* start Provided data *
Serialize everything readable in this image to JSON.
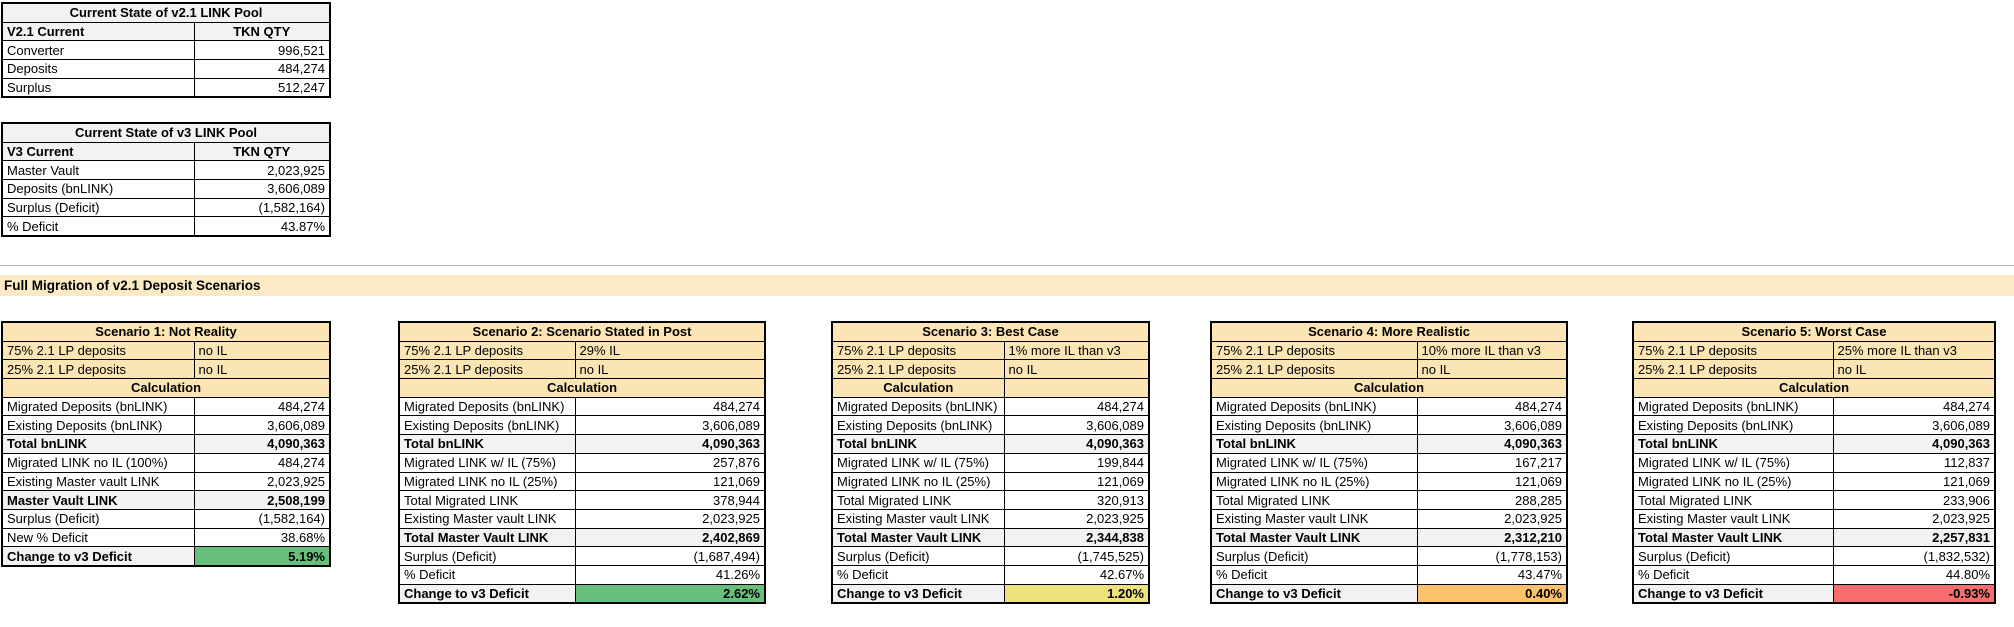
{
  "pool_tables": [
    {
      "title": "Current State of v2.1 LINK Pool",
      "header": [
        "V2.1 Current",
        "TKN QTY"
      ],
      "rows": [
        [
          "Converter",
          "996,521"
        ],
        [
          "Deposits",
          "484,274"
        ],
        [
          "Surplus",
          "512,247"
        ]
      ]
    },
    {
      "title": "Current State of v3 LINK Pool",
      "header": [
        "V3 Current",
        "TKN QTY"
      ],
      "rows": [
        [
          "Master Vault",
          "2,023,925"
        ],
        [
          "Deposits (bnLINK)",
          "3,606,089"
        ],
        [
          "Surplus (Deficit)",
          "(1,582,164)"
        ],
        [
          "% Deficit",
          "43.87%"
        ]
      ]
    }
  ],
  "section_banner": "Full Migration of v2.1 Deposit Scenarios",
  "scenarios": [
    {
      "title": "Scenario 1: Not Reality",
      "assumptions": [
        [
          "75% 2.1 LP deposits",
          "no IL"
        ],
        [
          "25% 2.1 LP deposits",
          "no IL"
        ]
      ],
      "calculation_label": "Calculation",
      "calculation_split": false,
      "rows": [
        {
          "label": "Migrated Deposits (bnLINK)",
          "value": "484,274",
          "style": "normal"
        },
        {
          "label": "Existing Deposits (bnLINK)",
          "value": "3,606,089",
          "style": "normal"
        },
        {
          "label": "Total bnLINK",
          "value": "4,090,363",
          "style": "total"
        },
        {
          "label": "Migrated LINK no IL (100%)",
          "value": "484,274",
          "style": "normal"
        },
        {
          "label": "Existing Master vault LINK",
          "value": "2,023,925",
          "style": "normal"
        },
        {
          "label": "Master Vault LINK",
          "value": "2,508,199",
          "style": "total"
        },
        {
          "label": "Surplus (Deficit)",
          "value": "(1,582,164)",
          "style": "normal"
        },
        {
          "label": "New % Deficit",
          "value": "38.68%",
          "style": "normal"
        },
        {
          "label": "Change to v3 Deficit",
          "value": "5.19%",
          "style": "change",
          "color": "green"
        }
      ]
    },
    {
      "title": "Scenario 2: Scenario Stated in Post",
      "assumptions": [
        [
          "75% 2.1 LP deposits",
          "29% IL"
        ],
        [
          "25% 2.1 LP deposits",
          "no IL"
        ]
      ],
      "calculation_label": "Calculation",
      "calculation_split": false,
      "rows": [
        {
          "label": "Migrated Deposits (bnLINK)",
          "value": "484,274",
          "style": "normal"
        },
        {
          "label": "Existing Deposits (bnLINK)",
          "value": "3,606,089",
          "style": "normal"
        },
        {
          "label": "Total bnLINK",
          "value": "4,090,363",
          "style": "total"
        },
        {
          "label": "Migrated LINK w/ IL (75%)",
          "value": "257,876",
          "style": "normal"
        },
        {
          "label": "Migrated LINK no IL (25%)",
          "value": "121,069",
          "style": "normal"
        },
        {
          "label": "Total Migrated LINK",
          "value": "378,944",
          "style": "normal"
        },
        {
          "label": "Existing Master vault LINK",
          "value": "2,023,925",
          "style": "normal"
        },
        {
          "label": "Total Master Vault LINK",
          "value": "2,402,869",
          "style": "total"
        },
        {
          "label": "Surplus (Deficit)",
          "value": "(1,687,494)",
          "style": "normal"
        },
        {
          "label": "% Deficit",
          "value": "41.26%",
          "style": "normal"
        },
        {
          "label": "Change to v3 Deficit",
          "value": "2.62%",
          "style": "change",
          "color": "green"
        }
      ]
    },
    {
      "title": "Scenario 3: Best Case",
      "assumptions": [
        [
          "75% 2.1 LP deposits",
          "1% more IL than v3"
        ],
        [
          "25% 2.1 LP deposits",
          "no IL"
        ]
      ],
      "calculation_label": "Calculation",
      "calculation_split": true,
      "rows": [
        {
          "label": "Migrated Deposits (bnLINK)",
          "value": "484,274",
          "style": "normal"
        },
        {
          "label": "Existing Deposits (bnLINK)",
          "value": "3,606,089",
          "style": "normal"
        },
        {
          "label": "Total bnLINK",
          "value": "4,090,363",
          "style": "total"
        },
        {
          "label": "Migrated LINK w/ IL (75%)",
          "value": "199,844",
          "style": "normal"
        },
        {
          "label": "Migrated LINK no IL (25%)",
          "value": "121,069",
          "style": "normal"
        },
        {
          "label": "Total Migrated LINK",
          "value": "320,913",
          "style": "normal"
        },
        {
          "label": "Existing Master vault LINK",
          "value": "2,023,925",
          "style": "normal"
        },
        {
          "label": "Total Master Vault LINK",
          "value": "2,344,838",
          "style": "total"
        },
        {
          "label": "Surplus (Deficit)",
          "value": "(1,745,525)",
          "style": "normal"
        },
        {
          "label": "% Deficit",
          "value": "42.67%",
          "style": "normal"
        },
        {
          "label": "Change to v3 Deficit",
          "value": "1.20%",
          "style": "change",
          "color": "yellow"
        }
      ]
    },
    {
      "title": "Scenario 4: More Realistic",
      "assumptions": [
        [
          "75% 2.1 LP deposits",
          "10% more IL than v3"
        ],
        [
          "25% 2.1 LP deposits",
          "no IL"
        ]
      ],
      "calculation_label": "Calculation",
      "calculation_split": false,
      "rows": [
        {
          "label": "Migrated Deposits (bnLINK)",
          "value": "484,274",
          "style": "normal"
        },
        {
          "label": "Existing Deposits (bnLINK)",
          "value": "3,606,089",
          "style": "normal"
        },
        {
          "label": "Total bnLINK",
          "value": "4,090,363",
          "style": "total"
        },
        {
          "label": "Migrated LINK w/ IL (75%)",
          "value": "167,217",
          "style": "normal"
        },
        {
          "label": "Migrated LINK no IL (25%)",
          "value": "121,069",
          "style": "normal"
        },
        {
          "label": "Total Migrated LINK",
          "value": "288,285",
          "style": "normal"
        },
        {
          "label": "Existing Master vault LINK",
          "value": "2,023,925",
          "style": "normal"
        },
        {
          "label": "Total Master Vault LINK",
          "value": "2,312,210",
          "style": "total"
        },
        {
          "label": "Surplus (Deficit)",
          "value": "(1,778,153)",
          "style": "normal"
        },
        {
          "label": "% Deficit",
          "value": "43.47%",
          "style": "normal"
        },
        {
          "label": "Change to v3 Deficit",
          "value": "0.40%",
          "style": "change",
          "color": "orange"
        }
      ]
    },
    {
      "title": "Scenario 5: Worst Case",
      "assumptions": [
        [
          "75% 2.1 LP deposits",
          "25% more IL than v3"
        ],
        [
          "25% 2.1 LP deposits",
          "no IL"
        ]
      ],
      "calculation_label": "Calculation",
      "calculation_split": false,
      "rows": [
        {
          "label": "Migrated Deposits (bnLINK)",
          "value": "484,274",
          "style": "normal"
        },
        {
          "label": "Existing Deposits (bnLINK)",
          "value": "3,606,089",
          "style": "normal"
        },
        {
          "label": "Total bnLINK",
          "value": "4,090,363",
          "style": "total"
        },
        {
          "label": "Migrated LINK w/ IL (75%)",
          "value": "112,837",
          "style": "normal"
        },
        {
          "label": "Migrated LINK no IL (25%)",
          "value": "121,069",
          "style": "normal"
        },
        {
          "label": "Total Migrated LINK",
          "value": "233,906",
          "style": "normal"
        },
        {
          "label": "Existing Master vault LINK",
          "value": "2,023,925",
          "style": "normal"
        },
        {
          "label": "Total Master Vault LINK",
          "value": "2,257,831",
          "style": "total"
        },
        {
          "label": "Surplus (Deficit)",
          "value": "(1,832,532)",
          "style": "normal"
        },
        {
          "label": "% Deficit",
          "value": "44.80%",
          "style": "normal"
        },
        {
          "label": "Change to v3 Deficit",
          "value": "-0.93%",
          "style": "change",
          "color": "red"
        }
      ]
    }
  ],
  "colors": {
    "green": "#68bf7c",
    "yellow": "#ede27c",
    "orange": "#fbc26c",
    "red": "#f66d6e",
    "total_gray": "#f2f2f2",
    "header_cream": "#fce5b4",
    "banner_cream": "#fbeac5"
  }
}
* end Provided data *
* start Provided data *
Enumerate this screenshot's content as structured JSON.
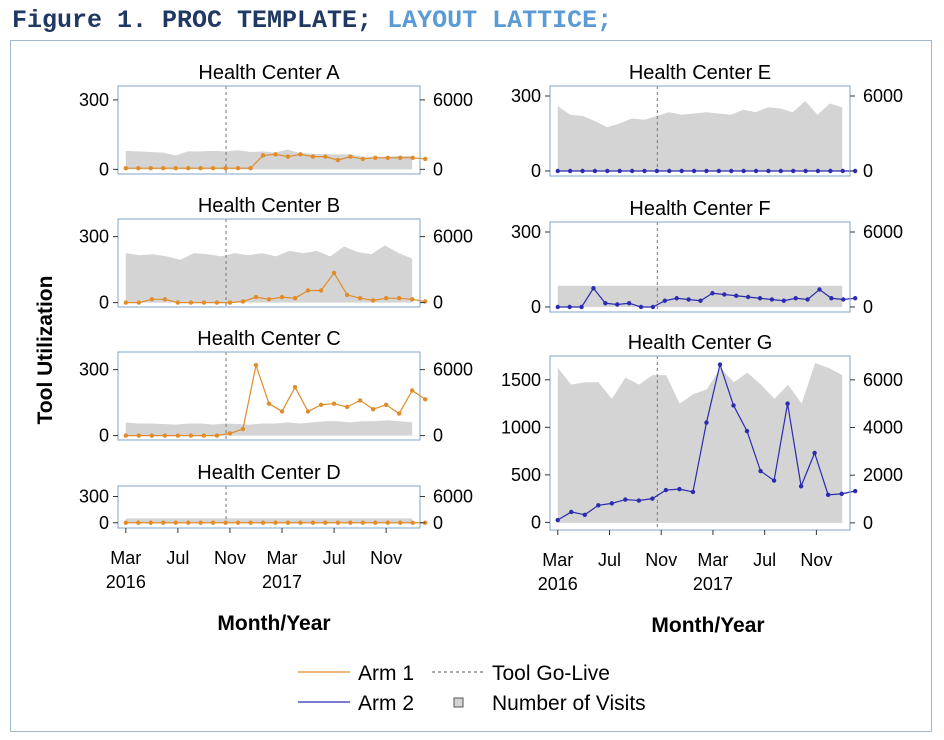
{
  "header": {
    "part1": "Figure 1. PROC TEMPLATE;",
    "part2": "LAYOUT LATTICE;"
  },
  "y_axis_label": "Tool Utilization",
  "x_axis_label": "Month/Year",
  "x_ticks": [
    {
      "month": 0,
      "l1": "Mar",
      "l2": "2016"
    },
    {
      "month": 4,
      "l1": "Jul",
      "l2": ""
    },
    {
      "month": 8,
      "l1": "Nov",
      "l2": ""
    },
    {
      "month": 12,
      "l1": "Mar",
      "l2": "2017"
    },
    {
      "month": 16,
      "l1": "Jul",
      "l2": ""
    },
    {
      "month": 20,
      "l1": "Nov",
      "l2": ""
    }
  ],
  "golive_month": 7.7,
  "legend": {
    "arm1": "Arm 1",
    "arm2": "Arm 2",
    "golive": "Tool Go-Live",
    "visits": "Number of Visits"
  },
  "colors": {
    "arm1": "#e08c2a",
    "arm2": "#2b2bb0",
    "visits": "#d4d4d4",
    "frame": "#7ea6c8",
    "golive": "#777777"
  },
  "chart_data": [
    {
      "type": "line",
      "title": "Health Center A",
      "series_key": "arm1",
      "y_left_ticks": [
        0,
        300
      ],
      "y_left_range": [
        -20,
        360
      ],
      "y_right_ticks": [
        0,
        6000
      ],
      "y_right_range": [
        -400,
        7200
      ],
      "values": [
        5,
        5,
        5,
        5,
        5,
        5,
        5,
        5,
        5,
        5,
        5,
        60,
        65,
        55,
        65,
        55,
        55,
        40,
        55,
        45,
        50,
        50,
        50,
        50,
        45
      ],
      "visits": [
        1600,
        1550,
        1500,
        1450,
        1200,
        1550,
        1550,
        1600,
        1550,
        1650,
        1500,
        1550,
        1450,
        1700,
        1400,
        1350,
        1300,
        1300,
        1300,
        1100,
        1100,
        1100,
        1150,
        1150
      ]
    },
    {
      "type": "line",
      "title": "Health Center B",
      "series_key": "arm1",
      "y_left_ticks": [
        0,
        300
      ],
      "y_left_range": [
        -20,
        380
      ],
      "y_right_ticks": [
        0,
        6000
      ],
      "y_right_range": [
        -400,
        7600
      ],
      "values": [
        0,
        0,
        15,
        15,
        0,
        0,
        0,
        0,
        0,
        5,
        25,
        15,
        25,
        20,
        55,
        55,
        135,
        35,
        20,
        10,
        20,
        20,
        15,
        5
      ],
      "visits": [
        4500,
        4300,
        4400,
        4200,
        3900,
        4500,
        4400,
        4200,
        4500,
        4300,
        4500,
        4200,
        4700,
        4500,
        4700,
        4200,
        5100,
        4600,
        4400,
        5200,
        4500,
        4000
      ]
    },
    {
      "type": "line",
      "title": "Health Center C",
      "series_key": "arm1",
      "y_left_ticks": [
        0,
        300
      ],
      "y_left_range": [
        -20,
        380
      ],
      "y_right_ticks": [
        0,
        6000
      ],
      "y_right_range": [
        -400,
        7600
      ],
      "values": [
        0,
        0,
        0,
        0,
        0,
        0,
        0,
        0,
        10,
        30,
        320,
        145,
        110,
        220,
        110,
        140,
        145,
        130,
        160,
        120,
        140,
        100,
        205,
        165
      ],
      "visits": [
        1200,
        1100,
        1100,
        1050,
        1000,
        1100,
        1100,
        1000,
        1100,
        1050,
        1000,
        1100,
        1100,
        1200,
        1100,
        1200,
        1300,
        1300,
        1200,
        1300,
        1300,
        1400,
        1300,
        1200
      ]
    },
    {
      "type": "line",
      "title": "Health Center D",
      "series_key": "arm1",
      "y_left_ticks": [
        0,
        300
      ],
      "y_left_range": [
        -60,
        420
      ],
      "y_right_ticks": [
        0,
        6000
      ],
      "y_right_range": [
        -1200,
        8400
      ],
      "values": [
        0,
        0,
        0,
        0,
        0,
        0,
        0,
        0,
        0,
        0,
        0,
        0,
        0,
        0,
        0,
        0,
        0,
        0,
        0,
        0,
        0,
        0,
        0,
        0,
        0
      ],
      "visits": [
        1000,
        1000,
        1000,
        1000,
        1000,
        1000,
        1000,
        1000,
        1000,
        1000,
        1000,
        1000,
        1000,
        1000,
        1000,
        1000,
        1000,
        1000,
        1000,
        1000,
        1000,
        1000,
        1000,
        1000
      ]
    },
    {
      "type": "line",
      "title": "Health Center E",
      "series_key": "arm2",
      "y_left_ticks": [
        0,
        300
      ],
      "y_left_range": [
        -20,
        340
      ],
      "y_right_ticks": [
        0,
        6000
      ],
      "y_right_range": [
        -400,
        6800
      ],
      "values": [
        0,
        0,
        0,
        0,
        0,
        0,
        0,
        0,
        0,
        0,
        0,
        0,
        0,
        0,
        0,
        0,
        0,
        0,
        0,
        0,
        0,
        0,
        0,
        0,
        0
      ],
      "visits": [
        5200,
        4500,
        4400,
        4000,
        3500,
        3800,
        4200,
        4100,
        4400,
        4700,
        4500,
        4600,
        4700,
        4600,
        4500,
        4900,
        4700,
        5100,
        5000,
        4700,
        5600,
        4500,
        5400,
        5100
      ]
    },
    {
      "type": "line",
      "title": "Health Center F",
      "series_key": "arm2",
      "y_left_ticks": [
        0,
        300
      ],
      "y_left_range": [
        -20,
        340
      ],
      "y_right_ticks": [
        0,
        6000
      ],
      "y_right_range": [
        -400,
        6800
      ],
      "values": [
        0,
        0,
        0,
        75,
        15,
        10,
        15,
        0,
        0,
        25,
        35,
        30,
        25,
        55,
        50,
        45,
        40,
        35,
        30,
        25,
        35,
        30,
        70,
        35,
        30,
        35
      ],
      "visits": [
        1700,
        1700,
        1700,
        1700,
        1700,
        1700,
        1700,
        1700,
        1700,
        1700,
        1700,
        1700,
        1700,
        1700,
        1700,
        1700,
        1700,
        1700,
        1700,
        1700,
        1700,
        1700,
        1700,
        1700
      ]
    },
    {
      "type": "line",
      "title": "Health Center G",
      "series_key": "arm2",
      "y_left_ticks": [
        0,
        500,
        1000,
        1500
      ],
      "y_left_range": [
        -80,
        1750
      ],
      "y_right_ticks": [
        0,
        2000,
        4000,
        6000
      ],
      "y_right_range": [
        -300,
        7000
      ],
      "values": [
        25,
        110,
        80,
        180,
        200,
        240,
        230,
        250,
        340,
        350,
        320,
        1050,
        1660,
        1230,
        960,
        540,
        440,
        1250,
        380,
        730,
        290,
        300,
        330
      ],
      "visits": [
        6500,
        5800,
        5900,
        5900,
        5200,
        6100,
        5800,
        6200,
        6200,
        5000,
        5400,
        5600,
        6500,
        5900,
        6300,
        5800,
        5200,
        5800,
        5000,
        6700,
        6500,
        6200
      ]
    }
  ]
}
* end Provided data *
Among the entries above, how many lines hold the word "Center"? Reply with only that number.

• **Reply**
7